▶ [Data shown]:
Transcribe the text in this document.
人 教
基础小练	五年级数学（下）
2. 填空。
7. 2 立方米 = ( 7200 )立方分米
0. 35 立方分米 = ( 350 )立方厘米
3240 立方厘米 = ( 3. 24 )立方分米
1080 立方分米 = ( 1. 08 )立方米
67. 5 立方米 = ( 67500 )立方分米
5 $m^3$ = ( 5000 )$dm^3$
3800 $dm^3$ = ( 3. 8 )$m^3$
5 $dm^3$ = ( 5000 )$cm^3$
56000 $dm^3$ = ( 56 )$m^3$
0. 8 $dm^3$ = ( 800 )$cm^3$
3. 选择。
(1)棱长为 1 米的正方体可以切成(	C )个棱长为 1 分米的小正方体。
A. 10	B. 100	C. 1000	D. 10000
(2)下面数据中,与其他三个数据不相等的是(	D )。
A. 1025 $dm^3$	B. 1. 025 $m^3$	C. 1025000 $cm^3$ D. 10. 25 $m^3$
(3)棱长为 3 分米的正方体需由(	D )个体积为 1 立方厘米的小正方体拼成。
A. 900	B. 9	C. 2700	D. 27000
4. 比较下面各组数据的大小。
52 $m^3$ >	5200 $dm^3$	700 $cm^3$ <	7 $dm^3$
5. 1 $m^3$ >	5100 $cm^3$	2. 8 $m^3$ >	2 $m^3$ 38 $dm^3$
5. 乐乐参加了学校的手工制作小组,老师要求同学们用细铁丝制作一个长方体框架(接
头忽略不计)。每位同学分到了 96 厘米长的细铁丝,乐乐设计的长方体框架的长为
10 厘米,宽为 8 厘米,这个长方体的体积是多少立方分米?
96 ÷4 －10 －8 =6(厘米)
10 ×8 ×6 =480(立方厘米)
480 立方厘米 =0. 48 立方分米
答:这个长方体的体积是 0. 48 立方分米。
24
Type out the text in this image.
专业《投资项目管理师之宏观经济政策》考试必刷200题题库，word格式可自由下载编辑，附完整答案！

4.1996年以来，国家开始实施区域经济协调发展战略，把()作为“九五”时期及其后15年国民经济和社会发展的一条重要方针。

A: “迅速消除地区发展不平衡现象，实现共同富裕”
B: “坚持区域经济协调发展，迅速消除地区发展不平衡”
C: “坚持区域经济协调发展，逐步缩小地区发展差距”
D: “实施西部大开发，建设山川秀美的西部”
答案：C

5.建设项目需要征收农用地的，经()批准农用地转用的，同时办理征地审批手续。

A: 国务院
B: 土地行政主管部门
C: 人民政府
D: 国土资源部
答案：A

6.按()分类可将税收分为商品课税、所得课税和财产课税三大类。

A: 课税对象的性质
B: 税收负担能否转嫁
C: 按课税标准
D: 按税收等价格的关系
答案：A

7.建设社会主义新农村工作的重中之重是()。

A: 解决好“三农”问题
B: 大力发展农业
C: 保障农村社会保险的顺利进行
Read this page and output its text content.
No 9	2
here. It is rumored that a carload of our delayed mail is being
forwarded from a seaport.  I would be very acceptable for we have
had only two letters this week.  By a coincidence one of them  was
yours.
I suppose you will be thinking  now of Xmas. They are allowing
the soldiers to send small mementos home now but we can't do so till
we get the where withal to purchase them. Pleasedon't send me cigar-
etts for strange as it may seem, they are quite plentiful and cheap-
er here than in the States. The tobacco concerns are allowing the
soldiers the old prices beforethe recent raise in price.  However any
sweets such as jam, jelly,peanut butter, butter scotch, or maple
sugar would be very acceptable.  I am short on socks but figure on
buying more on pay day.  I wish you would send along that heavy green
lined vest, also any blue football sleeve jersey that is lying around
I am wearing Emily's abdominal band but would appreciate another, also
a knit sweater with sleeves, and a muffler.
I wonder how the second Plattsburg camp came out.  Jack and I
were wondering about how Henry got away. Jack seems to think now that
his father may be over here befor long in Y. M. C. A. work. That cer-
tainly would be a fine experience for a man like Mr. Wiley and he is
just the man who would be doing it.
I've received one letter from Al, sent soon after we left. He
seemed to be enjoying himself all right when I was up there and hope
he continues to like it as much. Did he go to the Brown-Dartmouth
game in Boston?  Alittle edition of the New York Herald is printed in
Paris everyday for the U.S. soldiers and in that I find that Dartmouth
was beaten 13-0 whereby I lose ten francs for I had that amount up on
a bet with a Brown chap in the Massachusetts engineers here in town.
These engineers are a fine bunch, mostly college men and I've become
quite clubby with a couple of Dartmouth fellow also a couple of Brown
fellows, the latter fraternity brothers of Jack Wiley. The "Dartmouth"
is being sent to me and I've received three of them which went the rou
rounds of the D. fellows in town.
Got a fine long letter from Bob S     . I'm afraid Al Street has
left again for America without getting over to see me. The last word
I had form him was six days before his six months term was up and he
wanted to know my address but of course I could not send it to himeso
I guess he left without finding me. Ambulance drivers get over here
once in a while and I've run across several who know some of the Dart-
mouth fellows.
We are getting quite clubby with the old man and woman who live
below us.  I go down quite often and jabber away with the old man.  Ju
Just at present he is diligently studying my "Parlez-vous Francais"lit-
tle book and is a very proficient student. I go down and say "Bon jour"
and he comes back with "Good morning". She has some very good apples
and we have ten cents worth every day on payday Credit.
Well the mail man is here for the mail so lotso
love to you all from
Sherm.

▶ [Exercise brief]: Exactly reproduce all of the entries.

▶ [The solution]:
Transcribe the text in this document.
人 教
基础小练	五年级数学（下）
2. 填空。
7. 2 立方米 = ( 7200 )立方分米
0. 35 立方分米 = ( 350 )立方厘米
3240 立方厘米 = ( 3. 24 )立方分米
1080 立方分米 = ( 1. 08 )立方米
67. 5 立方米 = ( 67500 )立方分米
5 $m^3$ = ( 5000 )$dm^3$
3800 $dm^3$ = ( 3. 8 )$m^3$
5 $dm^3$ = ( 5000 )$cm^3$
56000 $dm^3$ = ( 56 )$m^3$
0. 8 $dm^3$ = ( 800 )$cm^3$
3. 选择。
(1)棱长为 1 米的正方体可以切成(	C )个棱长为 1 分米的小正方体。
A. 10	B. 100	C. 1000	D. 10000
(2)下面数据中,与其他三个数据不相等的是(	D )。
A. 1025 $dm^3$	B. 1. 025 $m^3$	C. 1025000 $cm^3$ D. 10. 25 $m^3$
(3)棱长为 3 分米的正方体需由(	D )个体积为 1 立方厘米的小正方体拼成。
A. 900	B. 9	C. 2700	D. 27000
4. 比较下面各组数据的大小。
52 $m^3$ >	5200 $dm^3$	700 $cm^3$ <	7 $dm^3$
5. 1 $m^3$ >	5100 $cm^3$	2. 8 $m^3$ >	2 $m^3$ 38 $dm^3$
5. 乐乐参加了学校的手工制作小组,老师要求同学们用细铁丝制作一个长方体框架(接
头忽略不计)。每位同学分到了 96 厘米长的细铁丝,乐乐设计的长方体框架的长为
10 厘米,宽为 8 厘米,这个长方体的体积是多少立方分米?
96 ÷4 －10 －8 =6(厘米)
10 ×8 ×6 =480(立方厘米)
480 立方厘米 =0. 48 立方分米
答:这个长方体的体积是 0. 48 立方分米。
24
Type out the text in this image.
专业《投资项目管理师之宏观经济政策》考试必刷200题题库，word格式可自由下载编辑，附完整答案！

4.1996年以来，国家开始实施区域经济协调发展战略，把()作为“九五”时期及其后15年国民经济和社会发展的一条重要方针。

A: “迅速消除地区发展不平衡现象，实现共同富裕”
B: “坚持区域经济协调发展，迅速消除地区发展不平衡”
C: “坚持区域经济协调发展，逐步缩小地区发展差距”
D: “实施西部大开发，建设山川秀美的西部”
答案：C

5.建设项目需要征收农用地的，经()批准农用地转用的，同时办理征地审批手续。

A: 国务院
B: 土地行政主管部门
C: 人民政府
D: 国土资源部
答案：A

6.按()分类可将税收分为商品课税、所得课税和财产课税三大类。

A: 课税对象的性质
B: 税收负担能否转嫁
C: 按课税标准
D: 按税收等价格的关系
答案：A

7.建设社会主义新农村工作的重中之重是()。

A: 解决好“三农”问题
B: 大力发展农业
C: 保障农村社会保险的顺利进行
Read this page and output its text content.
No 9	2
here. It is rumored that a carload of our delayed mail is being
forwarded from a seaport.  I would be very acceptable for we have
had only two letters this week.  By a coincidence one of them  was
yours.
I suppose you will be thinking  now of Xmas. They are allowing
the soldiers to send small mementos home now but we can't do so till
we get the where withal to purchase them. Pleasedon't send me cigar-
etts for strange as it may seem, they are quite plentiful and cheap-
er here than in the States. The tobacco concerns are allowing the
soldiers the old prices beforethe recent raise in price.  However any
sweets such as jam, jelly,peanut butter, butter scotch, or maple
sugar would be very acceptable.  I am short on socks but figure on
buying more on pay day.  I wish you would send along that heavy green
lined vest, also any blue football sleeve jersey that is lying around
I am wearing Emily's abdominal band but would appreciate another, also
a knit sweater with sleeves, and a muffler.
I wonder how the second Plattsburg camp came out.  Jack and I
were wondering about how Henry got away. Jack seems to think now that
his father may be over here befor long in Y. M. C. A. work. That cer-
tainly would be a fine experience for a man like Mr. Wiley and he is
just the man who would be doing it.
I've received one letter from Al, sent soon after we left. He
seemed to be enjoying himself all right when I was up there and hope
he continues to like it as much. Did he go to the Brown-Dartmouth
game in Boston?  Alittle edition of the New York Herald is printed in
Paris everyday for the U.S. soldiers and in that I find that Dartmouth
was beaten 13-0 whereby I lose ten francs for I had that amount up on
a bet with a Brown chap in the Massachusetts engineers here in town.
These engineers are a fine bunch, mostly college men and I've become
quite clubby with a couple of Dartmouth fellow also a couple of Brown
fellows, the latter fraternity brothers of Jack Wiley. The "Dartmouth"
is being sent to me and I've received three of them which went the rou
rounds of the D. fellows in town.
Got a fine long letter from Bob S     . I'm afraid Al Street has
left again for America without getting over to see me. The last word
I had form him was six days before his six months term was up and he
wanted to know my address but of course I could not send it to himeso
I guess he left without finding me. Ambulance drivers get over here
once in a while and I've run across several who know some of the Dart-
mouth fellows.
We are getting quite clubby with the old man and woman who live
below us.  I go down quite often and jabber away with the old man.  Ju
Just at present he is diligently studying my "Parlez-vous Francais"lit-
tle book and is a very proficient student. I go down and say "Bon jour"
and he comes back with "Good morning". She has some very good apples
and we have ten cents worth every day on payday Credit.
Well the mail man is here for the mail so lotso
love to you all from
Sherm.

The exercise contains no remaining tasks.